> GOAL
Reproduce all records verbatim.

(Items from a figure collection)
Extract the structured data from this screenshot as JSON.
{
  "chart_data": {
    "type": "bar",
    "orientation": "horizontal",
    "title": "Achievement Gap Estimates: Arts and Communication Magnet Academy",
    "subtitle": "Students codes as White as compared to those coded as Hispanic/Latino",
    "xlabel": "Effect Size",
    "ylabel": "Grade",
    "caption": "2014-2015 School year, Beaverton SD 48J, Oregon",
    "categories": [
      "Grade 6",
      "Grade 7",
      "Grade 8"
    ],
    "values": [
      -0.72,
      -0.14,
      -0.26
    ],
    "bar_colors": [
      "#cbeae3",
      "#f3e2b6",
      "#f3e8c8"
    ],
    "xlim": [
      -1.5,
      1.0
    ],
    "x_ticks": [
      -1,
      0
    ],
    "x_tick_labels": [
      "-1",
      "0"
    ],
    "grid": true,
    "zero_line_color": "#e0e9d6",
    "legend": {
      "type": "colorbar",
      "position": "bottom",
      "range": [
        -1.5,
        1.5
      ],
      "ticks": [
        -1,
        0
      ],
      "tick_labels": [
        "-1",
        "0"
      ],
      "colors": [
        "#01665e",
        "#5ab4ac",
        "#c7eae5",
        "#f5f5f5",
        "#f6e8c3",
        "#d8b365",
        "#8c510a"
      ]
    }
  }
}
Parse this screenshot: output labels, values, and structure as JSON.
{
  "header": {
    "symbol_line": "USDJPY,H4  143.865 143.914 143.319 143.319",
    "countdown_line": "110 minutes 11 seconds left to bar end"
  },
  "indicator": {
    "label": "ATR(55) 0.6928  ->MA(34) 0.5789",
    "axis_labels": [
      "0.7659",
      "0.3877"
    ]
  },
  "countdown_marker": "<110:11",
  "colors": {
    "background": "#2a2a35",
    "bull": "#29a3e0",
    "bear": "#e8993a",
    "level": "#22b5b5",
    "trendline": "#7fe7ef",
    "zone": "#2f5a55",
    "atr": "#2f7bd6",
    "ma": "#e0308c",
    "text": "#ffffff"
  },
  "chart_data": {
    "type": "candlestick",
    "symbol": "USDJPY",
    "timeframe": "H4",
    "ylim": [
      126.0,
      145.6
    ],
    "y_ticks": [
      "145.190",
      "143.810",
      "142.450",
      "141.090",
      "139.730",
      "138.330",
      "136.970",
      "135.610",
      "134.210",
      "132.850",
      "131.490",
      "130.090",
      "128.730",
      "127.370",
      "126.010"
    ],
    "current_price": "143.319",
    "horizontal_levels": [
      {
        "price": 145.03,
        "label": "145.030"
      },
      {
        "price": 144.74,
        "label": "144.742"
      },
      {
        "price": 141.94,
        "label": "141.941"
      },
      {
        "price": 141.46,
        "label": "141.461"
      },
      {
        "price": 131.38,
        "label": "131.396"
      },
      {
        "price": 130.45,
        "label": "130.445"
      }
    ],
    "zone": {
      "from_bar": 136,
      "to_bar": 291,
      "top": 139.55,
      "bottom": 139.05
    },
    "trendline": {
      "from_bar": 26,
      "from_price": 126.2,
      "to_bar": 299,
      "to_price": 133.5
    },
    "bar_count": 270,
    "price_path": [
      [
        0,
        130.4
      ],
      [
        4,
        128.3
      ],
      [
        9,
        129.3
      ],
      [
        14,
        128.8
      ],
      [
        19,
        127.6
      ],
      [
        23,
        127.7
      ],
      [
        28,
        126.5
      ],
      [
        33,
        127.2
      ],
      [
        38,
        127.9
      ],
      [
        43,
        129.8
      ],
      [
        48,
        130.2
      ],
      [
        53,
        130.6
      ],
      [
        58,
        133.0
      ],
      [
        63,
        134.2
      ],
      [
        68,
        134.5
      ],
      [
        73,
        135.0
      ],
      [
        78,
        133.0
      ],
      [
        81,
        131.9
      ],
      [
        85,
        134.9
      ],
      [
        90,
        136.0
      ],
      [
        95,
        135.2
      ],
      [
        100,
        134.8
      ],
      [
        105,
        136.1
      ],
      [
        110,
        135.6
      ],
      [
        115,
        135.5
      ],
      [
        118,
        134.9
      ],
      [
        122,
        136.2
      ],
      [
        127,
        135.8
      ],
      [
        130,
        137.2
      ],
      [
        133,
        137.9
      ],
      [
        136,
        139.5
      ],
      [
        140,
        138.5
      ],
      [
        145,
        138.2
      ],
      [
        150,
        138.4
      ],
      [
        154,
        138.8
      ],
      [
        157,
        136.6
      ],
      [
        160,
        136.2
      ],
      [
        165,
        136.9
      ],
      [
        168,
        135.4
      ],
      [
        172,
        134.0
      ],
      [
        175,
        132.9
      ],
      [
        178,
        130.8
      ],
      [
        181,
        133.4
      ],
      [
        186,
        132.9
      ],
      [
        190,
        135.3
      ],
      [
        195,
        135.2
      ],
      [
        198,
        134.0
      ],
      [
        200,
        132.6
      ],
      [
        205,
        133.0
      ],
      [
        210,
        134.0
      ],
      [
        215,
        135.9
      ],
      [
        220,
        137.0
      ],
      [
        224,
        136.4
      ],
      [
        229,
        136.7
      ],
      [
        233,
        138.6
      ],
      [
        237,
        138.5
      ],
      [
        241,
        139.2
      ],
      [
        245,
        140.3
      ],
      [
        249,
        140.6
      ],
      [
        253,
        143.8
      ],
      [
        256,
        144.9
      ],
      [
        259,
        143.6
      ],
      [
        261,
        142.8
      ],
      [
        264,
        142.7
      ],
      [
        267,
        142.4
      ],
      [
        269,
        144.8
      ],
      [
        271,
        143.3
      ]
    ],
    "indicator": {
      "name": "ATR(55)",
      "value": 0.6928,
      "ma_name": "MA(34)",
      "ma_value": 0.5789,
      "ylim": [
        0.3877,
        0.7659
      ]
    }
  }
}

> SOLUTION TO THIS EXERCISE
Extract the structured data from this screenshot as JSON.
{
  "chart_data": {
    "type": "bar",
    "orientation": "horizontal",
    "title": "Achievement Gap Estimates: Arts and Communication Magnet Academy",
    "subtitle": "Students codes as White as compared to those coded as Hispanic/Latino",
    "xlabel": "Effect Size",
    "ylabel": "Grade",
    "caption": "2014-2015 School year, Beaverton SD 48J, Oregon",
    "categories": [
      "Grade 6",
      "Grade 7",
      "Grade 8"
    ],
    "values": [
      -0.72,
      -0.14,
      -0.26
    ],
    "bar_colors": [
      "#cbeae3",
      "#f3e2b6",
      "#f3e8c8"
    ],
    "xlim": [
      -1.5,
      1.0
    ],
    "x_ticks": [
      -1,
      0
    ],
    "x_tick_labels": [
      "-1",
      "0"
    ],
    "grid": true,
    "zero_line_color": "#e0e9d6",
    "legend": {
      "type": "colorbar",
      "position": "bottom",
      "range": [
        -1.5,
        1.5
      ],
      "ticks": [
        -1,
        0
      ],
      "tick_labels": [
        "-1",
        "0"
      ],
      "colors": [
        "#01665e",
        "#5ab4ac",
        "#c7eae5",
        "#f5f5f5",
        "#f6e8c3",
        "#d8b365",
        "#8c510a"
      ]
    }
  }
}
Parse this screenshot: output labels, values, and structure as JSON.
{
  "header": {
    "symbol_line": "USDJPY,H4  143.865 143.914 143.319 143.319",
    "countdown_line": "110 minutes 11 seconds left to bar end"
  },
  "indicator": {
    "label": "ATR(55) 0.6928  ->MA(34) 0.5789",
    "axis_labels": [
      "0.7659",
      "0.3877"
    ]
  },
  "countdown_marker": "<110:11",
  "colors": {
    "background": "#2a2a35",
    "bull": "#29a3e0",
    "bear": "#e8993a",
    "level": "#22b5b5",
    "trendline": "#7fe7ef",
    "zone": "#2f5a55",
    "atr": "#2f7bd6",
    "ma": "#e0308c",
    "text": "#ffffff"
  },
  "chart_data": {
    "type": "candlestick",
    "symbol": "USDJPY",
    "timeframe": "H4",
    "ylim": [
      126.0,
      145.6
    ],
    "y_ticks": [
      "145.190",
      "143.810",
      "142.450",
      "141.090",
      "139.730",
      "138.330",
      "136.970",
      "135.610",
      "134.210",
      "132.850",
      "131.490",
      "130.090",
      "128.730",
      "127.370",
      "126.010"
    ],
    "current_price": "143.319",
    "horizontal_levels": [
      {
        "price": 145.03,
        "label": "145.030"
      },
      {
        "price": 144.74,
        "label": "144.742"
      },
      {
        "price": 141.94,
        "label": "141.941"
      },
      {
        "price": 141.46,
        "label": "141.461"
      },
      {
        "price": 131.38,
        "label": "131.396"
      },
      {
        "price": 130.45,
        "label": "130.445"
      }
    ],
    "zone": {
      "from_bar": 136,
      "to_bar": 291,
      "top": 139.55,
      "bottom": 139.05
    },
    "trendline": {
      "from_bar": 26,
      "from_price": 126.2,
      "to_bar": 299,
      "to_price": 133.5
    },
    "bar_count": 270,
    "price_path": [
      [
        0,
        130.4
      ],
      [
        4,
        128.3
      ],
      [
        9,
        129.3
      ],
      [
        14,
        128.8
      ],
      [
        19,
        127.6
      ],
      [
        23,
        127.7
      ],
      [
        28,
        126.5
      ],
      [
        33,
        127.2
      ],
      [
        38,
        127.9
      ],
      [
        43,
        129.8
      ],
      [
        48,
        130.2
      ],
      [
        53,
        130.6
      ],
      [
        58,
        133.0
      ],
      [
        63,
        134.2
      ],
      [
        68,
        134.5
      ],
      [
        73,
        135.0
      ],
      [
        78,
        133.0
      ],
      [
        81,
        131.9
      ],
      [
        85,
        134.9
      ],
      [
        90,
        136.0
      ],
      [
        95,
        135.2
      ],
      [
        100,
        134.8
      ],
      [
        105,
        136.1
      ],
      [
        110,
        135.6
      ],
      [
        115,
        135.5
      ],
      [
        118,
        134.9
      ],
      [
        122,
        136.2
      ],
      [
        127,
        135.8
      ],
      [
        130,
        137.2
      ],
      [
        133,
        137.9
      ],
      [
        136,
        139.5
      ],
      [
        140,
        138.5
      ],
      [
        145,
        138.2
      ],
      [
        150,
        138.4
      ],
      [
        154,
        138.8
      ],
      [
        157,
        136.6
      ],
      [
        160,
        136.2
      ],
      [
        165,
        136.9
      ],
      [
        168,
        135.4
      ],
      [
        172,
        134.0
      ],
      [
        175,
        132.9
      ],
      [
        178,
        130.8
      ],
      [
        181,
        133.4
      ],
      [
        186,
        132.9
      ],
      [
        190,
        135.3
      ],
      [
        195,
        135.2
      ],
      [
        198,
        134.0
      ],
      [
        200,
        132.6
      ],
      [
        205,
        133.0
      ],
      [
        210,
        134.0
      ],
      [
        215,
        135.9
      ],
      [
        220,
        137.0
      ],
      [
        224,
        136.4
      ],
      [
        229,
        136.7
      ],
      [
        233,
        138.6
      ],
      [
        237,
        138.5
      ],
      [
        241,
        139.2
      ],
      [
        245,
        140.3
      ],
      [
        249,
        140.6
      ],
      [
        253,
        143.8
      ],
      [
        256,
        144.9
      ],
      [
        259,
        143.6
      ],
      [
        261,
        142.8
      ],
      [
        264,
        142.7
      ],
      [
        267,
        142.4
      ],
      [
        269,
        144.8
      ],
      [
        271,
        143.3
      ]
    ],
    "indicator": {
      "name": "ATR(55)",
      "value": 0.6928,
      "ma_name": "MA(34)",
      "ma_value": 0.5789,
      "ylim": [
        0.3877,
        0.7659
      ]
    }
  }
}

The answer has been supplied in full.